Written task = Return all lines below containing the word "Chaucer".

[Dataset entries]

• • • •

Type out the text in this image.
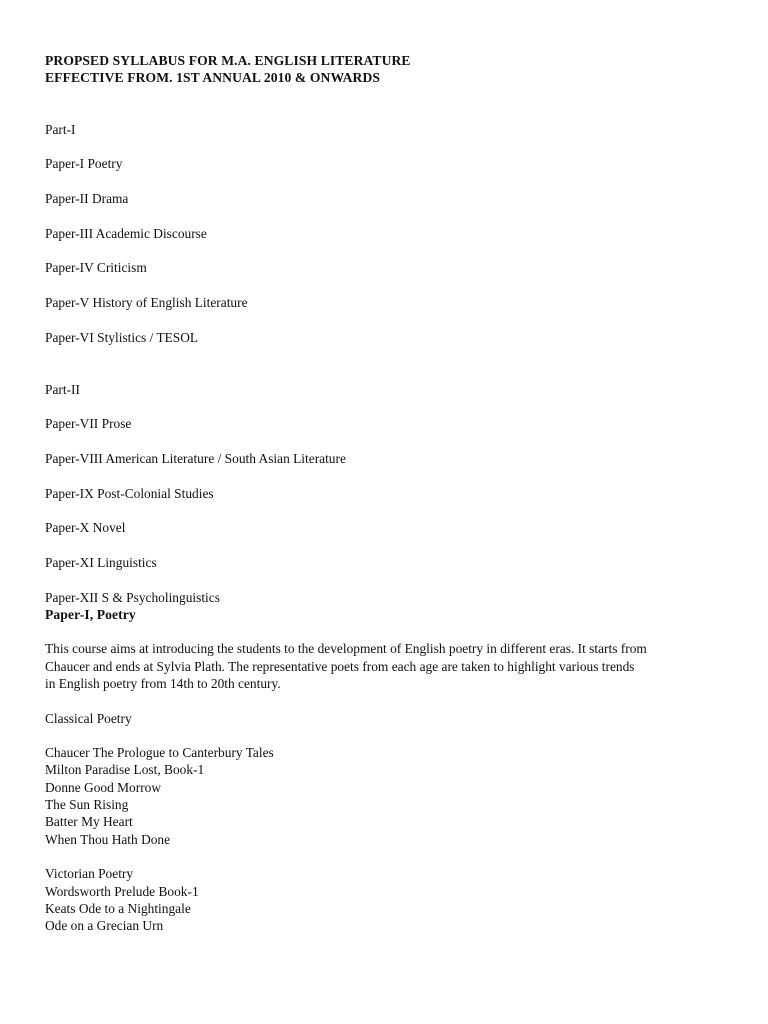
PROPSED SYLLABUS FOR M.A. ENGLISH LITERATURE
EFFECTIVE FROM. 1ST ANNUAL 2010 & ONWARDS
Part-I
Paper-I Poetry
Paper-II Drama
Paper-III Academic Discourse
Paper-IV Criticism
Paper-V History of English Literature
Paper-VI Stylistics / TESOL
Part-II
Paper-VII Prose
Paper-VIII American Literature / South Asian Literature
Paper-IX Post-Colonial Studies
Paper-X Novel
Paper-XI Linguistics
Paper-XII S & Psycholinguistics
Paper-I, Poetry
This course aims at introducing the students to the development of English poetry in different eras. It starts from
Chaucer and ends at Sylvia Plath. The representative poets from each age are taken to highlight various trends
in English poetry from 14th to 20th century.
Classical Poetry
Chaucer The Prologue to Canterbury Tales
Milton Paradise Lost, Book-1
Donne Good Morrow
The Sun Rising
Batter My Heart
When Thou Hath Done
Victorian Poetry
Wordsworth Prelude Book-1
Keats Ode to a Nightingale
Ode on a Grecian Urn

• • • •

Written reply =
Chaucer and ends at Sylvia Plath. The representative poets from each age are taken to highlight various trends
Chaucer The Prologue to Canterbury Tales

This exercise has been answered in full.